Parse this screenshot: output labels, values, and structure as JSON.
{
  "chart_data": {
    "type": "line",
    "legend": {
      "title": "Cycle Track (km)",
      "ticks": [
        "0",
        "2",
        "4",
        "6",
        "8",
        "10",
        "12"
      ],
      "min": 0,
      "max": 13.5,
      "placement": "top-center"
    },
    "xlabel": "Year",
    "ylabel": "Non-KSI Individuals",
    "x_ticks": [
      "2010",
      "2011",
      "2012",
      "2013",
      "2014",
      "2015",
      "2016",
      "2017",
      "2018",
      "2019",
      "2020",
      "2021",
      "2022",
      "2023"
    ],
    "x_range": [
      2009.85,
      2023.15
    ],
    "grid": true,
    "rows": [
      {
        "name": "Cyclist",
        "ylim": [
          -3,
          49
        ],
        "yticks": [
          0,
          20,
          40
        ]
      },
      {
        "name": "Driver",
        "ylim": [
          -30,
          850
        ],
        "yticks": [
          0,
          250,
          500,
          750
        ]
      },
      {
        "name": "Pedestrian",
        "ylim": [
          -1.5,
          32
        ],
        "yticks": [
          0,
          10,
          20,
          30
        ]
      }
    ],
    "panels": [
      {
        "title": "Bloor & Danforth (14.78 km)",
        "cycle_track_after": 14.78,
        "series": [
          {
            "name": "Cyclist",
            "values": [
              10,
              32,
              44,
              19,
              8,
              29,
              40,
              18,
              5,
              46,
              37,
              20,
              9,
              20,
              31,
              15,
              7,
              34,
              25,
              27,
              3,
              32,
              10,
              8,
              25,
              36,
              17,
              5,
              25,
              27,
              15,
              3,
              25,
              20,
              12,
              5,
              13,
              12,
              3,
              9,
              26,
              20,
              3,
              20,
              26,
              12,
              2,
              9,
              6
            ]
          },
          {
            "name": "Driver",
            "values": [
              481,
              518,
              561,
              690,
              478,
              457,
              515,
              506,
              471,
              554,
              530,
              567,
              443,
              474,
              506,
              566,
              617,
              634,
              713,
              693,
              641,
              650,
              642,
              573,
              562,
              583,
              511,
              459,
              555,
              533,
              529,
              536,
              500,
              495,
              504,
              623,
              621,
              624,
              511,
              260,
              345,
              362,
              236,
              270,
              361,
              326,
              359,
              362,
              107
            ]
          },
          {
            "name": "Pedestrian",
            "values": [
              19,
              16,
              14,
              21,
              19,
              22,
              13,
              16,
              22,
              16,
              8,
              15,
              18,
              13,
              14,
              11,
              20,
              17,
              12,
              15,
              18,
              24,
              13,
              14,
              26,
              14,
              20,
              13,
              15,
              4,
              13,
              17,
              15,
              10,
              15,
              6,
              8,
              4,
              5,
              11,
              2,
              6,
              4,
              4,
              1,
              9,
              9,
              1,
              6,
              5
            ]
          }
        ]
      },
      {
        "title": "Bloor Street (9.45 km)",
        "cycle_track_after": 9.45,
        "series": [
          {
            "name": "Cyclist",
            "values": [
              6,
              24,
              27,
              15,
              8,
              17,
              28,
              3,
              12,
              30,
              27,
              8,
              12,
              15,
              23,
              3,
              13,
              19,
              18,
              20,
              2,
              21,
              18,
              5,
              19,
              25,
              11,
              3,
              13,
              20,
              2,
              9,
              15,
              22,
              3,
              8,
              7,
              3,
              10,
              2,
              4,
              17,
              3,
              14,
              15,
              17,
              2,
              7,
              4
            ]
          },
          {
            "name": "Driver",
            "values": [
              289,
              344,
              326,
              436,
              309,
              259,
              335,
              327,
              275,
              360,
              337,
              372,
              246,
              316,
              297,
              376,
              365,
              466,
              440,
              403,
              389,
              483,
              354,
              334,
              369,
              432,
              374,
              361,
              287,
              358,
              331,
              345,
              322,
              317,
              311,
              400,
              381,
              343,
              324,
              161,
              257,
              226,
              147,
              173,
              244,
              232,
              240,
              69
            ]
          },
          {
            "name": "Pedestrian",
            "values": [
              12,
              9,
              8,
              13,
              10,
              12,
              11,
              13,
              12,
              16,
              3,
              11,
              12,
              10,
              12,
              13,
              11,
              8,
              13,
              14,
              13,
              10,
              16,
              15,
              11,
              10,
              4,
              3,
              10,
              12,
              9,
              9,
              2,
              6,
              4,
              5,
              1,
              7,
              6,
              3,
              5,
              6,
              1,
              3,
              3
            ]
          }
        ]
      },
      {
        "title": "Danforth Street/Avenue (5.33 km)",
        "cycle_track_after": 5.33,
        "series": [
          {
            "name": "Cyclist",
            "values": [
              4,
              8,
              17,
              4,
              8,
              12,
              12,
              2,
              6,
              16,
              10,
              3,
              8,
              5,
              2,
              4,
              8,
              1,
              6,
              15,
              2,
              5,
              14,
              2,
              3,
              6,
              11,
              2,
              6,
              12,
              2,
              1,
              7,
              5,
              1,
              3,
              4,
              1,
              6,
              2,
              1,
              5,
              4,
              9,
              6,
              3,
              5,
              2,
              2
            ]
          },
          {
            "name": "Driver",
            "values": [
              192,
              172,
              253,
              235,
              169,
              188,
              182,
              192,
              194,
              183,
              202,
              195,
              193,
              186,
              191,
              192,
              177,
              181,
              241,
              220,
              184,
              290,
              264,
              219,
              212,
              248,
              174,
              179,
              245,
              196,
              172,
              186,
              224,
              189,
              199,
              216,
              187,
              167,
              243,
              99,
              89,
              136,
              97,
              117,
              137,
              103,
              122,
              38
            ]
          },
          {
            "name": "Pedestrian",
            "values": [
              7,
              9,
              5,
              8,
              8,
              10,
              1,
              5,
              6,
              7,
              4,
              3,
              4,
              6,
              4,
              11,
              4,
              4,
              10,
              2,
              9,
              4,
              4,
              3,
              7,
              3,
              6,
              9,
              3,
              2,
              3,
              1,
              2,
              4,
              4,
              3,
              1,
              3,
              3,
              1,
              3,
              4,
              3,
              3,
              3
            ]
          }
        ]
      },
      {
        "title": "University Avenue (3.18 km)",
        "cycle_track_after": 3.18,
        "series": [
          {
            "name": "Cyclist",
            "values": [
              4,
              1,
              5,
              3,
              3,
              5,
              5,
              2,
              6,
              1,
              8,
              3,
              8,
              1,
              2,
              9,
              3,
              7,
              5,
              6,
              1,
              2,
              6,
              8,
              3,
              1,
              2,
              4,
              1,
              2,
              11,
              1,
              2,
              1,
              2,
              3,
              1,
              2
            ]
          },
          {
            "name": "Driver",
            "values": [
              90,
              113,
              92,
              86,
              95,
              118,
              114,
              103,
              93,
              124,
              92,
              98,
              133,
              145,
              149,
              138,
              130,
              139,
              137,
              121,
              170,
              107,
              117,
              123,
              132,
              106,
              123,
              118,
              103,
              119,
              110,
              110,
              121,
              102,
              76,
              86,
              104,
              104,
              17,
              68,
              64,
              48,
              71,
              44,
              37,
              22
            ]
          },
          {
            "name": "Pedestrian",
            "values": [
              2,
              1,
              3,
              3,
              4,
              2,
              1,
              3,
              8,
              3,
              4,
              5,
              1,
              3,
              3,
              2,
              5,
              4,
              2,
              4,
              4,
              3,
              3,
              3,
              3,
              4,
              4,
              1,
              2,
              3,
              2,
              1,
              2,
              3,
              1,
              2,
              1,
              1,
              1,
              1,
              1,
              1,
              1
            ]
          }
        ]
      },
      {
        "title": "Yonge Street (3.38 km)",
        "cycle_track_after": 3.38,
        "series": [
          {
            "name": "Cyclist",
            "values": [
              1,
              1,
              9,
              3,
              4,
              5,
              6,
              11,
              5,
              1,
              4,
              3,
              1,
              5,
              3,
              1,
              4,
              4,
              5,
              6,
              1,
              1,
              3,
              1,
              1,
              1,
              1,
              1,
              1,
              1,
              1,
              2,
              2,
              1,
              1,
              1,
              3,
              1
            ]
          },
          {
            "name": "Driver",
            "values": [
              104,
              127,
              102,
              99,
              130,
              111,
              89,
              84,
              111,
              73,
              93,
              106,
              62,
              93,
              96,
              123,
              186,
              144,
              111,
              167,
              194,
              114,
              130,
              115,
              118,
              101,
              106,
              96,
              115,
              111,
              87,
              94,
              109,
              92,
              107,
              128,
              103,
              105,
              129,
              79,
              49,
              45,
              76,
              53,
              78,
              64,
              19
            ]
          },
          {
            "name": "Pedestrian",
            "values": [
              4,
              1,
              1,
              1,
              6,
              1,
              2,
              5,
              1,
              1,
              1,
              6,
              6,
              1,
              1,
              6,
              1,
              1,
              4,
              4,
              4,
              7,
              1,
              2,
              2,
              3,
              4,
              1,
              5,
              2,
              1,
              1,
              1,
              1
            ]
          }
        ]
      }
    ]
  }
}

PROBLEM TO SOLVE. Return all lines of the material above in which the word "Street" occurs.

TASK SOLUTION.
        "title": "Bloor Street (9.45 km)",
        "title": "Danforth Street/Avenue (5.33 km)",
        "title": "Yonge Street (3.38 km)",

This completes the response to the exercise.